## Instructions to follow
Pull every line containing "dumb" from the entries.

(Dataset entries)
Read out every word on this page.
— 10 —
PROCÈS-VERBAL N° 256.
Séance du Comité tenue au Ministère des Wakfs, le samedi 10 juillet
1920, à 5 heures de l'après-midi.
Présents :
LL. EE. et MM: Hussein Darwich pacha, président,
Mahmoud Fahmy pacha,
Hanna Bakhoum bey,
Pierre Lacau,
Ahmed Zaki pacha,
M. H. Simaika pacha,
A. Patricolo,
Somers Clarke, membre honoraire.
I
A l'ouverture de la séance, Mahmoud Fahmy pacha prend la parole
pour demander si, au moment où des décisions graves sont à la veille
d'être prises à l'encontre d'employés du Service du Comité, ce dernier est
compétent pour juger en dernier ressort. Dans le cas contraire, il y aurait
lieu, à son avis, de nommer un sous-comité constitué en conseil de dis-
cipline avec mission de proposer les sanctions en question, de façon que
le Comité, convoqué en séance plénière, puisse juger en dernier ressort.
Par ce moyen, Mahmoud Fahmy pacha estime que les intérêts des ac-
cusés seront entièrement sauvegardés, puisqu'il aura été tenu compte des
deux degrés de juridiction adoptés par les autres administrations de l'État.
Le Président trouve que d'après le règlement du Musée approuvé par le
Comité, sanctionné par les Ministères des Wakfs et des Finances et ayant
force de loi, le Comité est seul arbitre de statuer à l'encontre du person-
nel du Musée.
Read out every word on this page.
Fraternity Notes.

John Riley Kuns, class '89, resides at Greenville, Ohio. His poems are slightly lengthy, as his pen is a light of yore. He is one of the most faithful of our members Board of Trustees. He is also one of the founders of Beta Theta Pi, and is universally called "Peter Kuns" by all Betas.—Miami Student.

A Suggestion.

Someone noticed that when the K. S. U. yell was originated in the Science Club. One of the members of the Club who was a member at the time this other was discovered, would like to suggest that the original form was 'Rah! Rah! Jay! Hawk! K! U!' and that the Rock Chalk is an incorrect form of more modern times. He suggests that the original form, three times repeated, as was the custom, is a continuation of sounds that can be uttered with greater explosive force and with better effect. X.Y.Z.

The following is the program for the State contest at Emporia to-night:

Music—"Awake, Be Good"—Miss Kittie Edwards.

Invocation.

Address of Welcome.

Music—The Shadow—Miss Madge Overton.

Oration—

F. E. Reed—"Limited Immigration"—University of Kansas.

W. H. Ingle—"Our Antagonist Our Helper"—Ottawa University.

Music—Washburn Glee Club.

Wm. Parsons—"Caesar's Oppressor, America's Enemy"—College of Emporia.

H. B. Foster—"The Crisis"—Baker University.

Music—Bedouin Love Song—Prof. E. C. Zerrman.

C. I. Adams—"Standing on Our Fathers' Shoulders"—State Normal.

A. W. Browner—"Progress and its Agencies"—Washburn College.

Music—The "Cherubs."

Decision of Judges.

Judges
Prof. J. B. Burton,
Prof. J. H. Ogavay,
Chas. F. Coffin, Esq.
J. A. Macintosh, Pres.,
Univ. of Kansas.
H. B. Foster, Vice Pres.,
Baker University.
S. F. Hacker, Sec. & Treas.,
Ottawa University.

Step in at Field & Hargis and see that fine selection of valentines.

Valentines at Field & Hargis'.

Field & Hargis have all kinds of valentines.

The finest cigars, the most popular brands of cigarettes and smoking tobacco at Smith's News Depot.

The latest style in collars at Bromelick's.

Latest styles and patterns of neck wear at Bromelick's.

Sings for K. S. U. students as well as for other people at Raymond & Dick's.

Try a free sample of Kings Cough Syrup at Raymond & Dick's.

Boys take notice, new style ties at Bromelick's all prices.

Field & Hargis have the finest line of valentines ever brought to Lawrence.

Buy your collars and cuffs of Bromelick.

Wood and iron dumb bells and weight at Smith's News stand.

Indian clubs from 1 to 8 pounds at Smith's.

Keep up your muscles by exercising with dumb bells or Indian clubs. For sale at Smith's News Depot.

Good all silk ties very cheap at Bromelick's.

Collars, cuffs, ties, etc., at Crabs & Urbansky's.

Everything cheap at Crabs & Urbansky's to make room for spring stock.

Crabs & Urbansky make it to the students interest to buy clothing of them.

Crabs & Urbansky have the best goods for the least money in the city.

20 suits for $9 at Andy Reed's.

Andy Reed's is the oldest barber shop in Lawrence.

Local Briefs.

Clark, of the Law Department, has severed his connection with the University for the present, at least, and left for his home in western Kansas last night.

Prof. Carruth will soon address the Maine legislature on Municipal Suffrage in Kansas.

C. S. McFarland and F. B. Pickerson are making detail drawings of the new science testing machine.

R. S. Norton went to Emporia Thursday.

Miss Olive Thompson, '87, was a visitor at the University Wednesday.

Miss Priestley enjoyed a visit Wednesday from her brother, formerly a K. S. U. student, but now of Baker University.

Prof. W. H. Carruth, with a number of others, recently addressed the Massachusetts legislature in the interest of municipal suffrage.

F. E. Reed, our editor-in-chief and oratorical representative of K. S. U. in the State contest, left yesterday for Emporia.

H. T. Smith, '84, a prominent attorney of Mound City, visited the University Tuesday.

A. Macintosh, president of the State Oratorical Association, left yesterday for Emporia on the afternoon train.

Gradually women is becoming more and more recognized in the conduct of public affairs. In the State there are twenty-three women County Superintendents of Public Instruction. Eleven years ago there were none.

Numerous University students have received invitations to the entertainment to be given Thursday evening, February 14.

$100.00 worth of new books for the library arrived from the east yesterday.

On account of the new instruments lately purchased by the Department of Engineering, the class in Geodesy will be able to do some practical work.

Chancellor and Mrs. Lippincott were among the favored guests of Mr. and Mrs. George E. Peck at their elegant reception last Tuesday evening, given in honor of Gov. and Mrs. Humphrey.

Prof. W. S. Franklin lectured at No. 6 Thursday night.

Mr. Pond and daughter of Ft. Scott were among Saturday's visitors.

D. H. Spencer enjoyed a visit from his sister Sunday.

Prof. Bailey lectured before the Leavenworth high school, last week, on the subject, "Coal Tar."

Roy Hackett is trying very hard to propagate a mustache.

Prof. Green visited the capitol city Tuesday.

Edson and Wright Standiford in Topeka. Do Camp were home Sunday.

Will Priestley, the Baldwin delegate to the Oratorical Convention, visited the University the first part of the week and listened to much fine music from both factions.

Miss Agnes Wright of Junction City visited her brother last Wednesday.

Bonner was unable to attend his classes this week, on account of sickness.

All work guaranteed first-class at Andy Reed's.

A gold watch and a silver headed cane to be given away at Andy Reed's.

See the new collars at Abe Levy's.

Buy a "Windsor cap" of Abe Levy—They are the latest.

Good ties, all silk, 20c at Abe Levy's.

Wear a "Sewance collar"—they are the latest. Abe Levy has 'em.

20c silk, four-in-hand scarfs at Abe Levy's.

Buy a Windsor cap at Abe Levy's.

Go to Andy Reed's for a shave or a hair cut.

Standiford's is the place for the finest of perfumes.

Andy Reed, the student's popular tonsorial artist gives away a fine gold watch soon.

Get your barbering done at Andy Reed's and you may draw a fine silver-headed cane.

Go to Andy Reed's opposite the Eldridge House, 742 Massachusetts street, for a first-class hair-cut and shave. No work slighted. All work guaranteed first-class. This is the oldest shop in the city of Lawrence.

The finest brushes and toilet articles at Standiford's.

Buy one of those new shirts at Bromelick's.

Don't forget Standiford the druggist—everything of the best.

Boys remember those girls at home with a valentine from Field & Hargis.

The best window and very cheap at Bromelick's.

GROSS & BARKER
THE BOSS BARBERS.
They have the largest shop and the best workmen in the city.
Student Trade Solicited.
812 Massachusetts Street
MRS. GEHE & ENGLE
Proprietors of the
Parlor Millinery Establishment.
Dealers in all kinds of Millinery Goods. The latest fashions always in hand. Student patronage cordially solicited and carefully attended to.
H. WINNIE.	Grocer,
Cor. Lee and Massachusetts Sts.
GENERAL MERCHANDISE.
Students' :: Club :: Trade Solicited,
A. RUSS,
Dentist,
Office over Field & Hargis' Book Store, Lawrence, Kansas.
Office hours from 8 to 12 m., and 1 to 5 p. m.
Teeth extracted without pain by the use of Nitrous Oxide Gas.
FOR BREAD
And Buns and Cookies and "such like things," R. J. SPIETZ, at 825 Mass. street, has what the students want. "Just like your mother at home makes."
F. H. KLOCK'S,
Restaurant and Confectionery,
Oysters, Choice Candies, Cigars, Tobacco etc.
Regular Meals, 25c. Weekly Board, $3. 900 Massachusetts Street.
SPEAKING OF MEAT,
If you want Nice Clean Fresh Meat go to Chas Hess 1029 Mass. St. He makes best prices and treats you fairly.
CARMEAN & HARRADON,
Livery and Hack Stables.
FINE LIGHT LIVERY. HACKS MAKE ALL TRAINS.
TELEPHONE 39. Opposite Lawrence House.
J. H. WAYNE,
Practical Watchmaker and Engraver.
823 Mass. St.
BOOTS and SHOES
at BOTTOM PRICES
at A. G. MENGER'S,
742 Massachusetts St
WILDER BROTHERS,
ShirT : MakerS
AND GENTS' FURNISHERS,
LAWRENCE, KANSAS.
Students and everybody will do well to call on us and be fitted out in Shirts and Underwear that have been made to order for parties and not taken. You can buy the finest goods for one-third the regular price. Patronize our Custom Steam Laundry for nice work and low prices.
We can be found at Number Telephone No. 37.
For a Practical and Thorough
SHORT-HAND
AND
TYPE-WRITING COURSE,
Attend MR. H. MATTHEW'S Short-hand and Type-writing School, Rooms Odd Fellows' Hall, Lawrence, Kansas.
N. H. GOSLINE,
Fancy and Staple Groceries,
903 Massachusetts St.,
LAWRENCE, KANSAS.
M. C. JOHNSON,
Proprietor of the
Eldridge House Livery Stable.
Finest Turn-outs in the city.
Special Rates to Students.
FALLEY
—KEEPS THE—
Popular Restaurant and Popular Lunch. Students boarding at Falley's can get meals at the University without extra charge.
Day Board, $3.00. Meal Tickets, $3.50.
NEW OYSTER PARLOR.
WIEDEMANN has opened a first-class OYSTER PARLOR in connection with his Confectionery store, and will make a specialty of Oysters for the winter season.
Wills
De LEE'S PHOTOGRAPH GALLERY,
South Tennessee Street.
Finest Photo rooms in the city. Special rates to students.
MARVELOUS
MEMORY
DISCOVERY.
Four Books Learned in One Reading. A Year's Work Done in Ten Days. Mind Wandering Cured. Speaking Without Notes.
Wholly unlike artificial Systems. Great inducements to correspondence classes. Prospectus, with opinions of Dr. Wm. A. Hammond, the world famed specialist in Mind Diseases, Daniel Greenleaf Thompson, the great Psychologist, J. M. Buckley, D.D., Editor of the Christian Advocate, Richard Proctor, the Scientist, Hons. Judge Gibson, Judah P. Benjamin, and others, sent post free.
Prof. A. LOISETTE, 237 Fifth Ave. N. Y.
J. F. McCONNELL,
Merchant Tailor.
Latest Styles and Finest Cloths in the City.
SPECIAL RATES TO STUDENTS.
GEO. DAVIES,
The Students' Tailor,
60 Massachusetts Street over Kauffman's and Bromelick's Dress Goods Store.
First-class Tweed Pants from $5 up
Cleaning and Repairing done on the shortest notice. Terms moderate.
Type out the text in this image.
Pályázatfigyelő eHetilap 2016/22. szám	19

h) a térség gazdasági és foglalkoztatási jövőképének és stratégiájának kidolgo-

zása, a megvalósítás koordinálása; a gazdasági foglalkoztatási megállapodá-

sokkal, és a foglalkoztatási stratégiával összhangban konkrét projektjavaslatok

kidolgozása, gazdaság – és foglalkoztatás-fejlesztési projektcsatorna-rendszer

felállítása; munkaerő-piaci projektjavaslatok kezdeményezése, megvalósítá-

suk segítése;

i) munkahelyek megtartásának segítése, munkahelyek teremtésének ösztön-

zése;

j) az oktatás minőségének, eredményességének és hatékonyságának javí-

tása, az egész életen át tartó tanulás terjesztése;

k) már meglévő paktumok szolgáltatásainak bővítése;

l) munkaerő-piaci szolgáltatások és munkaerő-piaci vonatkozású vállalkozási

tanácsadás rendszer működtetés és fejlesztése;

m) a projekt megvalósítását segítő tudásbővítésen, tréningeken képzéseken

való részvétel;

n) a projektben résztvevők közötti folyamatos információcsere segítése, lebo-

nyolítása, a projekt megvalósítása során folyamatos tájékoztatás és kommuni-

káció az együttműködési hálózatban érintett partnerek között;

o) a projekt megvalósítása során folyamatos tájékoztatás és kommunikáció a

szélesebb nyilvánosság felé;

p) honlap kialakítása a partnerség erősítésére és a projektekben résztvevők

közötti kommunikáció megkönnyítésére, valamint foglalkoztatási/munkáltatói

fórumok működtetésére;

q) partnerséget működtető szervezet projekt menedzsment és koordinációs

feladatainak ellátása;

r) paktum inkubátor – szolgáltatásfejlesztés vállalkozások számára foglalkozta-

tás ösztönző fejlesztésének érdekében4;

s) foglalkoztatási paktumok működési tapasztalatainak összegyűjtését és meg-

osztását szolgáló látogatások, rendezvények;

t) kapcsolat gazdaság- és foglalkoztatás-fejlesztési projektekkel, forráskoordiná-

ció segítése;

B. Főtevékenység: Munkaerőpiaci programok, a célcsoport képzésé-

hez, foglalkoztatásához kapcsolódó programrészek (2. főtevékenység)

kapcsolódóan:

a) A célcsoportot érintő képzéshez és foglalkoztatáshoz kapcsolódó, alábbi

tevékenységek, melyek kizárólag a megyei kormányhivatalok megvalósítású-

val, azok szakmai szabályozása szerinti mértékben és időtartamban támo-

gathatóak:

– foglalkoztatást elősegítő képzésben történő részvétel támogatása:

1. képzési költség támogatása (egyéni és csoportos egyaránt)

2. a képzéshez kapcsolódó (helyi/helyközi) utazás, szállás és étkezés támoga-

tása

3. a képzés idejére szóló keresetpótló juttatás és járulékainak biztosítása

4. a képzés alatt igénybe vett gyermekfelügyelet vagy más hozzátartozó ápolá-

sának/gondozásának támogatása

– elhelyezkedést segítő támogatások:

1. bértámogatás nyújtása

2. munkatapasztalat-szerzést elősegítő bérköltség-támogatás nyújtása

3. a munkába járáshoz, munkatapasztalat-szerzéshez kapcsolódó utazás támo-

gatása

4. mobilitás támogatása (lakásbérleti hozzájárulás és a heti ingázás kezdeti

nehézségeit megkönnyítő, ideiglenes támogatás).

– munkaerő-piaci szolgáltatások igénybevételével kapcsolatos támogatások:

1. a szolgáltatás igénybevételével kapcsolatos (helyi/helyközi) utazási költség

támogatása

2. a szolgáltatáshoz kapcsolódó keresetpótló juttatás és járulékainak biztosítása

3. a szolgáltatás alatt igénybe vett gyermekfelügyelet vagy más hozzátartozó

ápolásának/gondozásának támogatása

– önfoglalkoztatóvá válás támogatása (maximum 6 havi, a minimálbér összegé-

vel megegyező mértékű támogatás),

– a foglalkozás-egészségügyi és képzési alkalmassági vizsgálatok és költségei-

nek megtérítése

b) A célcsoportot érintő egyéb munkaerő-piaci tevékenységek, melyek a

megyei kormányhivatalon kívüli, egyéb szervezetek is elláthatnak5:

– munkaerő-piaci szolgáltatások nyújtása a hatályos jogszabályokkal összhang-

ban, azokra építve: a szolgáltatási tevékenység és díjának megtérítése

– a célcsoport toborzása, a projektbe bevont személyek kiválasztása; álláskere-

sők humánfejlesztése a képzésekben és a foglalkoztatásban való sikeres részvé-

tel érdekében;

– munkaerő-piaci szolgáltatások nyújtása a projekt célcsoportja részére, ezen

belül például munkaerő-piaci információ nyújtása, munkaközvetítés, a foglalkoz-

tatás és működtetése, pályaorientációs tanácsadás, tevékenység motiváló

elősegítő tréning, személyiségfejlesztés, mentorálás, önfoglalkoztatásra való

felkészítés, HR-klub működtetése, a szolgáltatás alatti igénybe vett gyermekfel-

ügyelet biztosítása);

## Exercise solution
Wood and iron dumb bells and weight at Smith's News stand.
Keep up your muscles by exercising with dumb bells or Indian clubs. For sale at Smith's News Depot.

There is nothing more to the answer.